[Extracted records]
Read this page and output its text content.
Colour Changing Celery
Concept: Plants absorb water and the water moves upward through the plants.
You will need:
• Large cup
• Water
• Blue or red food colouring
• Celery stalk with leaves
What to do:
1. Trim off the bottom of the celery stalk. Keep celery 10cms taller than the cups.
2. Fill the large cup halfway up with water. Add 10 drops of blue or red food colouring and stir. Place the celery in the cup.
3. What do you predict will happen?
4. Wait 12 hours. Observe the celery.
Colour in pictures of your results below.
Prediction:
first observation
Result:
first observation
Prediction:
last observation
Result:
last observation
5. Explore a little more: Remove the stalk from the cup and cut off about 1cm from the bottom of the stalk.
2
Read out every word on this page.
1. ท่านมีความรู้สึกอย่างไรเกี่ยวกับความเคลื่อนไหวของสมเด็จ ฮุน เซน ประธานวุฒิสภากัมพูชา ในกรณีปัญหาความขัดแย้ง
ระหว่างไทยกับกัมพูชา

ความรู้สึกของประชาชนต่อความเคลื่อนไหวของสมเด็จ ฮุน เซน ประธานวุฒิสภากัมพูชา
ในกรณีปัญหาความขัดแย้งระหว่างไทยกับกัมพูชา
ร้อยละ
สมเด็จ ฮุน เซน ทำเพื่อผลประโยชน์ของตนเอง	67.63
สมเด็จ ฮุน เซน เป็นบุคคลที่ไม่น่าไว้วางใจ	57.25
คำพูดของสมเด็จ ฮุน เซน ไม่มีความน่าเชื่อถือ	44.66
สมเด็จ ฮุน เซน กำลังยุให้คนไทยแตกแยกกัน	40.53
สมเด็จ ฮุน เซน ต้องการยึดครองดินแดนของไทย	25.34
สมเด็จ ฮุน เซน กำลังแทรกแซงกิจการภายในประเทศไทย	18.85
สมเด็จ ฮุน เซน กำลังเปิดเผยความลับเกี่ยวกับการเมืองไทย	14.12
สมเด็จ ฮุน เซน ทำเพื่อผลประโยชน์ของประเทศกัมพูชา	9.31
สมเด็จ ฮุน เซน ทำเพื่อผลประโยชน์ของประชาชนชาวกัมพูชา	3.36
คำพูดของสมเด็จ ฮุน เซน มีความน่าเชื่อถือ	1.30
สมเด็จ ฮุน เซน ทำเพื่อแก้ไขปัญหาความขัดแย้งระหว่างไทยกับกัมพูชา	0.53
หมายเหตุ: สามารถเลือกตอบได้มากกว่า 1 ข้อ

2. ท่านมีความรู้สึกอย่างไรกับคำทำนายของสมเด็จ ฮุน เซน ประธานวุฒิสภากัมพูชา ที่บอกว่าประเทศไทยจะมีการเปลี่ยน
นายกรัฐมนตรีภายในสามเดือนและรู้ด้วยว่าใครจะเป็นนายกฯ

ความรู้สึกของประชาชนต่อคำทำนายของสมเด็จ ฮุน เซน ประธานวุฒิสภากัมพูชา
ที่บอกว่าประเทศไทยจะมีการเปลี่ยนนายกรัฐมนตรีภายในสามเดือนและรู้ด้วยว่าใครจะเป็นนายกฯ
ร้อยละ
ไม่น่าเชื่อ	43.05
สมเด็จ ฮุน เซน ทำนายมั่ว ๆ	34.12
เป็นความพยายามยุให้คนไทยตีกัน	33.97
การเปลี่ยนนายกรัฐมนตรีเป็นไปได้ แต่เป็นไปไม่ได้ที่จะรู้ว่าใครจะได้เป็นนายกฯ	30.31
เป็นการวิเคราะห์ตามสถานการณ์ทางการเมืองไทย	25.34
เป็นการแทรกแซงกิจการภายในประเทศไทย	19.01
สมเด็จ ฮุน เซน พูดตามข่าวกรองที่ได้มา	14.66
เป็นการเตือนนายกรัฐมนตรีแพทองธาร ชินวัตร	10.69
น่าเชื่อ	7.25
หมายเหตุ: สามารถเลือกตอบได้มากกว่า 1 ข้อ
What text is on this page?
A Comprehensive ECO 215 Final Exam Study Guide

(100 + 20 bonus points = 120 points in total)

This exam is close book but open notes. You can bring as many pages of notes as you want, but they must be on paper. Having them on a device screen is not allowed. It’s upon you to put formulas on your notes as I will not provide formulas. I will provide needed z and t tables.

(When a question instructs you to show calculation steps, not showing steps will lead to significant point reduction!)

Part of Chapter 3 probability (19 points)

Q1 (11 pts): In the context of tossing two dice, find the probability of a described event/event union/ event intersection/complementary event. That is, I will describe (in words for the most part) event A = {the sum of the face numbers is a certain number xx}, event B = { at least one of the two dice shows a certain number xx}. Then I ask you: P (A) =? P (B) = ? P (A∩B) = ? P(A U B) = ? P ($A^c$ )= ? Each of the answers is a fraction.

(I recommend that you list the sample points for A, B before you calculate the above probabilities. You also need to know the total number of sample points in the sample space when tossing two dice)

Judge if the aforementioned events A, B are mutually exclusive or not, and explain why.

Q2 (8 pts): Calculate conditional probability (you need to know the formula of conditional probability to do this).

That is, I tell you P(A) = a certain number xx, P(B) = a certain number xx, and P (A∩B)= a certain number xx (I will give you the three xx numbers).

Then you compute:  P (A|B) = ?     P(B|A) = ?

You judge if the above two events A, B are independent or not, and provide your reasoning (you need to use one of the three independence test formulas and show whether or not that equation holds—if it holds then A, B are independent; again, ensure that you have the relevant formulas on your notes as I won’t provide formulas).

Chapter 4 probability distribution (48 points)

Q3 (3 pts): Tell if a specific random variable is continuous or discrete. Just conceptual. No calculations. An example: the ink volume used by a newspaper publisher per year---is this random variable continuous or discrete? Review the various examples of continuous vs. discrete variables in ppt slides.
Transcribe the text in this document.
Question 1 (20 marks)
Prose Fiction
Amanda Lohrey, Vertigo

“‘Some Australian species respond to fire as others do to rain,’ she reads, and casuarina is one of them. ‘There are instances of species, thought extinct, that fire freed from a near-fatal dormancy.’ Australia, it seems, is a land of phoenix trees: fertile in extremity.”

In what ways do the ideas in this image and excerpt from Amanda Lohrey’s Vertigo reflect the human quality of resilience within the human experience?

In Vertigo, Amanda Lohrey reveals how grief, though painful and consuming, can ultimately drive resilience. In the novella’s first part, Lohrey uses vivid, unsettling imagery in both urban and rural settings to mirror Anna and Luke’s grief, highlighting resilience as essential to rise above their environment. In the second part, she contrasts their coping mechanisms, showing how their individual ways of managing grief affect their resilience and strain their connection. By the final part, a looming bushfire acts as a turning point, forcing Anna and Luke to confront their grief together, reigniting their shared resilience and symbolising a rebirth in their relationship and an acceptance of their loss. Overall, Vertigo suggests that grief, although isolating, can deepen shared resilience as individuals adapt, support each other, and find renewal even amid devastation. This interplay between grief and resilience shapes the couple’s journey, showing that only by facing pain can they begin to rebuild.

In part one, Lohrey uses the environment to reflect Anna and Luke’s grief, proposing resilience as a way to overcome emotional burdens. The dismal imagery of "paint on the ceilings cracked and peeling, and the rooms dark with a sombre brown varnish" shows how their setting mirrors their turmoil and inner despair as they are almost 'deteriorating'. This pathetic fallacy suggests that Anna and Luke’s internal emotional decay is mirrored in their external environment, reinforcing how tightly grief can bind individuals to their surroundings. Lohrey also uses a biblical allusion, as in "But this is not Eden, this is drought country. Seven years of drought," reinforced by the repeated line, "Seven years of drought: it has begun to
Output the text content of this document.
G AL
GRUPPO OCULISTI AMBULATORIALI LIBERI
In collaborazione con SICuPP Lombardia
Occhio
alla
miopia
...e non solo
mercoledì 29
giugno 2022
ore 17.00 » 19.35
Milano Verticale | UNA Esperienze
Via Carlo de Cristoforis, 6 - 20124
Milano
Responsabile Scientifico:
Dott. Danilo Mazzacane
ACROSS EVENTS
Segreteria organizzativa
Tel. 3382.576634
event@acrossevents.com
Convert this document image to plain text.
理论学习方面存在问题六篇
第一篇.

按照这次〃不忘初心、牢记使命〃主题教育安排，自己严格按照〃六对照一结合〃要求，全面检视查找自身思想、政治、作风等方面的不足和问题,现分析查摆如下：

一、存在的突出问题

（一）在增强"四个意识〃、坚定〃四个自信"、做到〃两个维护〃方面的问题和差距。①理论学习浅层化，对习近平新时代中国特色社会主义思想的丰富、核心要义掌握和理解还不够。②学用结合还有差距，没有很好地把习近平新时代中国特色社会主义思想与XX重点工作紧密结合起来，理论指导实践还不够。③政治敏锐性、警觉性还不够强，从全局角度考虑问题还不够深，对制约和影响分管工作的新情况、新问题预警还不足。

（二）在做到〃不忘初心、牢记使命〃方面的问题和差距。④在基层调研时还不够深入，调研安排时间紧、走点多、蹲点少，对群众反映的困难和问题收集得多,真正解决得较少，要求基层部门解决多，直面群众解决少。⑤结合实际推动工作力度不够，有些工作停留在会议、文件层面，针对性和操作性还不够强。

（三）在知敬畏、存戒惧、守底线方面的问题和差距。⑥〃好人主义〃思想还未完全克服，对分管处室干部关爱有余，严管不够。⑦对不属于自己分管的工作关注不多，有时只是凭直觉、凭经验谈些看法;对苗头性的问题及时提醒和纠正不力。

Task objective> Find "Output the text content of this document." in the data above, then repeat that line and all lines after it exactly, ending with the final line.

Answer>
Output the text content of this document.
G AL
GRUPPO OCULISTI AMBULATORIALI LIBERI
In collaborazione con SICuPP Lombardia
Occhio
alla
miopia
...e non solo
mercoledì 29
giugno 2022
ore 17.00 » 19.35
Milano Verticale | UNA Esperienze
Via Carlo de Cristoforis, 6 - 20124
Milano
Responsabile Scientifico:
Dott. Danilo Mazzacane
ACROSS EVENTS
Segreteria organizzativa
Tel. 3382.576634
event@acrossevents.com
Convert this document image to plain text.
理论学习方面存在问题六篇
第一篇.

按照这次〃不忘初心、牢记使命〃主题教育安排，自己严格按照〃六对照一结合〃要求，全面检视查找自身思想、政治、作风等方面的不足和问题,现分析查摆如下：

一、存在的突出问题

（一）在增强"四个意识〃、坚定〃四个自信"、做到〃两个维护〃方面的问题和差距。①理论学习浅层化，对习近平新时代中国特色社会主义思想的丰富、核心要义掌握和理解还不够。②学用结合还有差距，没有很好地把习近平新时代中国特色社会主义思想与XX重点工作紧密结合起来，理论指导实践还不够。③政治敏锐性、警觉性还不够强，从全局角度考虑问题还不够深，对制约和影响分管工作的新情况、新问题预警还不足。

（二）在做到〃不忘初心、牢记使命〃方面的问题和差距。④在基层调研时还不够深入，调研安排时间紧、走点多、蹲点少，对群众反映的困难和问题收集得多,真正解决得较少，要求基层部门解决多，直面群众解决少。⑤结合实际推动工作力度不够，有些工作停留在会议、文件层面，针对性和操作性还不够强。

（三）在知敬畏、存戒惧、守底线方面的问题和差距。⑥〃好人主义〃思想还未完全克服，对分管处室干部关爱有余，严管不够。⑦对不属于自己分管的工作关注不多，有时只是凭直觉、凭经验谈些看法;对苗头性的问题及时提醒和纠正不力。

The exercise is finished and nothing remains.